• REQUIREMENT: A line counts if it contains the word "ylabel" at least once. State how many such lines the records contain, giving the number alone.
── SUPPLIED DATA ──
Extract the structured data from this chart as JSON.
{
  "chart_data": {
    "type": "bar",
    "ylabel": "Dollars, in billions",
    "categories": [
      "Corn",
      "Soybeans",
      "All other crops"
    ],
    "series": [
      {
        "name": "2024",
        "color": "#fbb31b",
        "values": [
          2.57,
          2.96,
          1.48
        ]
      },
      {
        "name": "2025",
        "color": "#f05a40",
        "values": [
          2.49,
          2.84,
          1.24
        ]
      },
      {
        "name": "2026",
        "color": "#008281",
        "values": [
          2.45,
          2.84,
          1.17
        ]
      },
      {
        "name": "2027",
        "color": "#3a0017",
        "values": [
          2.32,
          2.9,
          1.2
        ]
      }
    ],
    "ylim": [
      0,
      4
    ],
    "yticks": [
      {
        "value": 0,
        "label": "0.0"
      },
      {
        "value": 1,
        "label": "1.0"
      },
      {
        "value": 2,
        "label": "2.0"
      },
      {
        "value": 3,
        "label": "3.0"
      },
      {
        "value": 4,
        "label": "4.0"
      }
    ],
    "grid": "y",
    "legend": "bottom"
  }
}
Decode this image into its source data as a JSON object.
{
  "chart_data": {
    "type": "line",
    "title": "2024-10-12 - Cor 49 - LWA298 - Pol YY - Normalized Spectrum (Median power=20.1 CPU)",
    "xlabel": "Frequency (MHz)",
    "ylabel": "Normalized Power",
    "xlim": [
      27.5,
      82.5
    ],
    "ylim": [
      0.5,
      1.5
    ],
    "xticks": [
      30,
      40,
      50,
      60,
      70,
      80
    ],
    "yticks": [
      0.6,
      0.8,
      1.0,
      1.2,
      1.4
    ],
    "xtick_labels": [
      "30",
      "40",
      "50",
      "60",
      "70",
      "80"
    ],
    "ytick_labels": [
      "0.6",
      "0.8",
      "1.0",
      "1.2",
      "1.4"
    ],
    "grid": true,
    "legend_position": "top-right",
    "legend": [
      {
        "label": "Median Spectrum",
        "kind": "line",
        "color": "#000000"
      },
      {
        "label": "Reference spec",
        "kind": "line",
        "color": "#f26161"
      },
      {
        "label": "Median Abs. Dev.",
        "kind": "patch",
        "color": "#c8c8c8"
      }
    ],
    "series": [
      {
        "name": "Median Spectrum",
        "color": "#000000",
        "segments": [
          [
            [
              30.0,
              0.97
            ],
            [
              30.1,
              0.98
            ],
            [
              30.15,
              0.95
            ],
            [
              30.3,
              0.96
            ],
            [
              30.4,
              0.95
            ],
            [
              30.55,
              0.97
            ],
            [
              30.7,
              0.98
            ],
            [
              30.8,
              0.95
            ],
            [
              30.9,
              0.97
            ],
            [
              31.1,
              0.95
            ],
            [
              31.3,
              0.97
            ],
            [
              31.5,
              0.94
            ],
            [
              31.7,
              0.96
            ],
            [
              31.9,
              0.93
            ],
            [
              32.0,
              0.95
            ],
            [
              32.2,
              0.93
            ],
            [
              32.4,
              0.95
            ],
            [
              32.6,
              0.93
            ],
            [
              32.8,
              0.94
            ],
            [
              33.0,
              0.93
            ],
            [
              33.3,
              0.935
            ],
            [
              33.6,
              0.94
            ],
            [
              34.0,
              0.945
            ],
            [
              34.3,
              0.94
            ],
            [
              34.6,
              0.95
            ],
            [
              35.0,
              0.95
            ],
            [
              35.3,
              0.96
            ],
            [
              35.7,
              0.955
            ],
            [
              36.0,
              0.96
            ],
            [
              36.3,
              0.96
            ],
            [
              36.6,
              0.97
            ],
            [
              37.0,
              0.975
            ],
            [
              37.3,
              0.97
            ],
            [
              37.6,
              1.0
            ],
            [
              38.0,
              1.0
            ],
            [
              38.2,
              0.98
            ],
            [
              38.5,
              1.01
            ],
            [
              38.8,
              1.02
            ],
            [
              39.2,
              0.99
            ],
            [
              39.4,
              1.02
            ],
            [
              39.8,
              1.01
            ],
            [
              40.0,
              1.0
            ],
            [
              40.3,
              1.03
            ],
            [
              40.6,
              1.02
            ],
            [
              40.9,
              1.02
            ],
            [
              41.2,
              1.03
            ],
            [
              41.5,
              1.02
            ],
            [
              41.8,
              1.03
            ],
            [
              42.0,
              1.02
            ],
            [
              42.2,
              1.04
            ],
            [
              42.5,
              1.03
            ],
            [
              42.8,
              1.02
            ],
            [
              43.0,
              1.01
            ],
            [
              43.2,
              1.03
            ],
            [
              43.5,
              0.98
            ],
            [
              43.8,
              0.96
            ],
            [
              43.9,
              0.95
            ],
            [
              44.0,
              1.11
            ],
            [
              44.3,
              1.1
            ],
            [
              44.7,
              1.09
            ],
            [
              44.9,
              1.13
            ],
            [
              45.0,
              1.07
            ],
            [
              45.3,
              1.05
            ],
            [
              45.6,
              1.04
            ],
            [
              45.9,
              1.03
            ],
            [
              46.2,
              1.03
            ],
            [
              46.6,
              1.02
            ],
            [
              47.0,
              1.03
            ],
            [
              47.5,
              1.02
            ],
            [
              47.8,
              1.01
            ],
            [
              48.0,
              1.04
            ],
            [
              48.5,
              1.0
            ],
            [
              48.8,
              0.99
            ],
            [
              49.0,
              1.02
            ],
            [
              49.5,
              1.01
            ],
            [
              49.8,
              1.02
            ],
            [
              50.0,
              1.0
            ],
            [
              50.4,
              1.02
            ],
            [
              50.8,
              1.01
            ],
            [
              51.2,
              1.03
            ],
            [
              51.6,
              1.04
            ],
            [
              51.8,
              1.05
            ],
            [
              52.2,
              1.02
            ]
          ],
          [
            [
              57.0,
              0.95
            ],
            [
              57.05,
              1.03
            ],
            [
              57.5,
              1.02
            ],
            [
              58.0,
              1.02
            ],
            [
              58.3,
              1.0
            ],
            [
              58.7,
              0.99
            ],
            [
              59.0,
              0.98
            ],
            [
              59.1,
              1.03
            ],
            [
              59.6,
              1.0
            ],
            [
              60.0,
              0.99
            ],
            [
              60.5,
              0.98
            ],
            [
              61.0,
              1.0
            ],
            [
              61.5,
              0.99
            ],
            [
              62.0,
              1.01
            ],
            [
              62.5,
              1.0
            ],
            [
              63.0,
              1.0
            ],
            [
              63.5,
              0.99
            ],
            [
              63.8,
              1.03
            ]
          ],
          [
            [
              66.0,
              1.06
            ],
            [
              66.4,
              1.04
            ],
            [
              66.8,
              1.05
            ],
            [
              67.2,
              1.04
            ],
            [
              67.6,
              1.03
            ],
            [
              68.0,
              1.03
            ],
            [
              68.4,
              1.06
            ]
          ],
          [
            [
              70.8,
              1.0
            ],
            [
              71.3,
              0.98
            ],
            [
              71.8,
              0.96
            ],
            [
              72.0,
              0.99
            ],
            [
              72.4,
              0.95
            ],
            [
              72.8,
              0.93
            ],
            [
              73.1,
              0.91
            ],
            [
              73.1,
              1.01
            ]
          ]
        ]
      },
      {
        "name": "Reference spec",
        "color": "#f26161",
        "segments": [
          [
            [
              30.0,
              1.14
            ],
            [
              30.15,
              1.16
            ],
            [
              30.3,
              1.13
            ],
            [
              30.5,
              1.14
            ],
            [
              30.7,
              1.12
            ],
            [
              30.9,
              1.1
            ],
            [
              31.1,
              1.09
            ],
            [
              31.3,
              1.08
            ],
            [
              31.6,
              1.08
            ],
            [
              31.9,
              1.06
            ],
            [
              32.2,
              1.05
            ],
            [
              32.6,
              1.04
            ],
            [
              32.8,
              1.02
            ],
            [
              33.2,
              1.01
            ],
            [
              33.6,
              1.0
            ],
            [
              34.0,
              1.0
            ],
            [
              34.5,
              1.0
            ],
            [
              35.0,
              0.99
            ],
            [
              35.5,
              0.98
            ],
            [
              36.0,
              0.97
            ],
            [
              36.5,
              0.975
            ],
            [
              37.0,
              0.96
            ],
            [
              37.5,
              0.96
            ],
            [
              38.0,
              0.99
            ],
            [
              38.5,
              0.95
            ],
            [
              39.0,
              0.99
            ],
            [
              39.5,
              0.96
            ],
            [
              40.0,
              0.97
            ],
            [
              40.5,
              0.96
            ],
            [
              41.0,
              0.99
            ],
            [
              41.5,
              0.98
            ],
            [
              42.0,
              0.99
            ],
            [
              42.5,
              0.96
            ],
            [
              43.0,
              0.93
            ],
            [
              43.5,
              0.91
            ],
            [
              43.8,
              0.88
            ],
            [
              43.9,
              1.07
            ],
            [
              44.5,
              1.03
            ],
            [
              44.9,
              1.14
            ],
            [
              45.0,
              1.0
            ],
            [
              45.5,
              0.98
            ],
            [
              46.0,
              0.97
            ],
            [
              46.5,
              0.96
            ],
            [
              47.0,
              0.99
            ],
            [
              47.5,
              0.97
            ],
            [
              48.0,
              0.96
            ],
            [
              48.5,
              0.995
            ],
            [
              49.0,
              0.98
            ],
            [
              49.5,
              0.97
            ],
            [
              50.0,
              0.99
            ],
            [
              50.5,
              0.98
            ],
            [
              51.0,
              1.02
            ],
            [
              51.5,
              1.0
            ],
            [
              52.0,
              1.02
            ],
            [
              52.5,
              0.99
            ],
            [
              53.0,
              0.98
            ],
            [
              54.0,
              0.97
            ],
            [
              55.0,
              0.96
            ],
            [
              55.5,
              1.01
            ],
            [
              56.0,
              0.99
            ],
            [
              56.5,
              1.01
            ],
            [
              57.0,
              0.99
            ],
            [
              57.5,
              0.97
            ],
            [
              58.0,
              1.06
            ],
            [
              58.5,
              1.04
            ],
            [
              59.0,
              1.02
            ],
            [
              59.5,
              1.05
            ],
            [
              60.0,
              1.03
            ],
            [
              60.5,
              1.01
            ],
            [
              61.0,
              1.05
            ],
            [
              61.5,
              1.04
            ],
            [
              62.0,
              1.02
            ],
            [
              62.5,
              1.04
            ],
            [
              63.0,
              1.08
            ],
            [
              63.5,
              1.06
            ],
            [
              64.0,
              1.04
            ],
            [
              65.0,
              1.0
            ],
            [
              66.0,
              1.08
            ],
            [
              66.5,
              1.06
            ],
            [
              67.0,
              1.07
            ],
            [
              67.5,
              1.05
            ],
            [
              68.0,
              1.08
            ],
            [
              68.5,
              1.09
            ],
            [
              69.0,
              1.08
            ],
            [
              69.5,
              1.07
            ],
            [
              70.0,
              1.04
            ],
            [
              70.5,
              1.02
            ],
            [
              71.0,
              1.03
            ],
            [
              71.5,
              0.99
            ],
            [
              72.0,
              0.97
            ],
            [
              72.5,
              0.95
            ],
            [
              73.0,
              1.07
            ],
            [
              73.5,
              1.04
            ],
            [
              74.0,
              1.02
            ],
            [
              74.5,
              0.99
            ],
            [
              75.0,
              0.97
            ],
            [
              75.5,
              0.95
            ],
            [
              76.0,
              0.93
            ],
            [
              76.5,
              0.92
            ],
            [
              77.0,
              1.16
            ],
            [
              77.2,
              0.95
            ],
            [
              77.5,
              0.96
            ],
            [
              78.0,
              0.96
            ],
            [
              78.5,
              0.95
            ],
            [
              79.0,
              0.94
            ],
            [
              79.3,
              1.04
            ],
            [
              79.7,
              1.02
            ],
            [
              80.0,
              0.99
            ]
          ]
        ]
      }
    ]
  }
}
───
• SOLUTION TO THIS EXERCISE: 2